Dataset items
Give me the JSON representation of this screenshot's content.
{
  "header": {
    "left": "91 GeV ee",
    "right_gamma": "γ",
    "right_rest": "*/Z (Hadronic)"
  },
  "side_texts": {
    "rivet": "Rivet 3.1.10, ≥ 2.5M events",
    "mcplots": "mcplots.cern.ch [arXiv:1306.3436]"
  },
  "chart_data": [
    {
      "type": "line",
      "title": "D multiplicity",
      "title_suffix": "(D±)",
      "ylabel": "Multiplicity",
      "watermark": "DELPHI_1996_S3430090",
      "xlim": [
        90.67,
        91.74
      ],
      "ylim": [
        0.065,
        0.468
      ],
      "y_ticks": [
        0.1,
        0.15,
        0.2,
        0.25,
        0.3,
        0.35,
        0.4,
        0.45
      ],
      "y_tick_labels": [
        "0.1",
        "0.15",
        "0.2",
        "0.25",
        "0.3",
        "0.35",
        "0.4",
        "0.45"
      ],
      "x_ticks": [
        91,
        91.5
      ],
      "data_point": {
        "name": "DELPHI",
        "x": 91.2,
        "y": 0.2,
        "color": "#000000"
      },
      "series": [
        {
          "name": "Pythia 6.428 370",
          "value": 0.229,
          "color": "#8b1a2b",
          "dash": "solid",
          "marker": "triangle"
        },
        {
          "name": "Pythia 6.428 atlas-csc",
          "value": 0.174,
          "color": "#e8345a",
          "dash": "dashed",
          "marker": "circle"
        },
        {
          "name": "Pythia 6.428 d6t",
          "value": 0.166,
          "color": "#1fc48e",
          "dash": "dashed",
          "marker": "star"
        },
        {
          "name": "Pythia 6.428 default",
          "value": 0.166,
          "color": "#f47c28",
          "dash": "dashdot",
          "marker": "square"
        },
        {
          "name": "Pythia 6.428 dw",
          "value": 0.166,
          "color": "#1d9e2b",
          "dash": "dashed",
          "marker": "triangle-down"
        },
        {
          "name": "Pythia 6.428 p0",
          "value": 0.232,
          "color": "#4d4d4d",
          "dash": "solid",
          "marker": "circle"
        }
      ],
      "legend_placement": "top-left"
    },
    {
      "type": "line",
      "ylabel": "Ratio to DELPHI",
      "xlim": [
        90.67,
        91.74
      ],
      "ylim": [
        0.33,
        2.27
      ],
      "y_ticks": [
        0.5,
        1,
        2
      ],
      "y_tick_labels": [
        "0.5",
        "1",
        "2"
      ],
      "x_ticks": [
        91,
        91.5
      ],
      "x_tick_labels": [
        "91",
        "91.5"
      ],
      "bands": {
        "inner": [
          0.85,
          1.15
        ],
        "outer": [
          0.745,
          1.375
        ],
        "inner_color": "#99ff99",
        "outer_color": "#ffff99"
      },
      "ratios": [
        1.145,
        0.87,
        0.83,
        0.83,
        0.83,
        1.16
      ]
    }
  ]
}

==

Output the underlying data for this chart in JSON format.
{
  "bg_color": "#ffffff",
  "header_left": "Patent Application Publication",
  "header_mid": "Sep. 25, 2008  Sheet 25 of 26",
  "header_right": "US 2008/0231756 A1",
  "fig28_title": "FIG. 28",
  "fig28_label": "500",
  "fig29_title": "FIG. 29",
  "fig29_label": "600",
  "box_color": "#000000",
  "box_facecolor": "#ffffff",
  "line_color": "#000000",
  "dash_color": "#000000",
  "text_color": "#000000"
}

==

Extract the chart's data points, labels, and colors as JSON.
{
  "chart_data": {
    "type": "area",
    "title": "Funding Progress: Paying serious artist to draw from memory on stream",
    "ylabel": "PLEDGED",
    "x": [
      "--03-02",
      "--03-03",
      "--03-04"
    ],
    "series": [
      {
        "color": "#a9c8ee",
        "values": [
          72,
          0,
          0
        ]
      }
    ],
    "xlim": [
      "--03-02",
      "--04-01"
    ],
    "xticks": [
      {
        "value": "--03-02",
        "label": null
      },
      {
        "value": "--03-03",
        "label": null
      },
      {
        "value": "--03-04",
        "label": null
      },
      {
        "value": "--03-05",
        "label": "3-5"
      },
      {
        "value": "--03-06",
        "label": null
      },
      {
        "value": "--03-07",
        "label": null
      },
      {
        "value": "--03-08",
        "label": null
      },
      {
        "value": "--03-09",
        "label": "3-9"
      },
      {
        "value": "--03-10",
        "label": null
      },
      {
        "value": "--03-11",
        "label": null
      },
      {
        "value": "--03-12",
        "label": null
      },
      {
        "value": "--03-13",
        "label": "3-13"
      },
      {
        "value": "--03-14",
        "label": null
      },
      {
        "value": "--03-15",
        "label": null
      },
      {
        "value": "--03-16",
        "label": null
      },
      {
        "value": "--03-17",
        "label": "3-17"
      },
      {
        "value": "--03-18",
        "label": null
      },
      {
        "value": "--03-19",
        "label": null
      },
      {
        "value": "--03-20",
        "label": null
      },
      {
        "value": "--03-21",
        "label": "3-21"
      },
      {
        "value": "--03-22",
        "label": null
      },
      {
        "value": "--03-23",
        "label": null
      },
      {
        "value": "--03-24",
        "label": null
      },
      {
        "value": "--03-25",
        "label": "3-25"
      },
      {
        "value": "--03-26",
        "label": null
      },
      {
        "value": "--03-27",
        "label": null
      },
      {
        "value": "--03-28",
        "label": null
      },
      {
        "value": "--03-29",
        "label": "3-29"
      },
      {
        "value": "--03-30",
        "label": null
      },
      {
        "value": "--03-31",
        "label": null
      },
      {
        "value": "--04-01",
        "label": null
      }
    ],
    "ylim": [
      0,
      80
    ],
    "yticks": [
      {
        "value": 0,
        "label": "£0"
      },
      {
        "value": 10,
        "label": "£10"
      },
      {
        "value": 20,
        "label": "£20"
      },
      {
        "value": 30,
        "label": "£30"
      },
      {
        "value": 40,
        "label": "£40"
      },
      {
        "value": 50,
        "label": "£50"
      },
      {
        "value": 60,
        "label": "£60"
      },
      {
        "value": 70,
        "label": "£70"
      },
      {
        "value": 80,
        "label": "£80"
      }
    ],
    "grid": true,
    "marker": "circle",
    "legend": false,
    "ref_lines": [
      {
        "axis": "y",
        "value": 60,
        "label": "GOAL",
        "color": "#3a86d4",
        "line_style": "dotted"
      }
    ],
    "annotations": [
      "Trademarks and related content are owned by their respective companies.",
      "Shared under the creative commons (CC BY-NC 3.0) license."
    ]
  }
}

→ What you should do
Copy each line holding the word "triangle" from the listing above.

→ Complete answer
          "marker": "triangle"
          "marker": "triangle-down"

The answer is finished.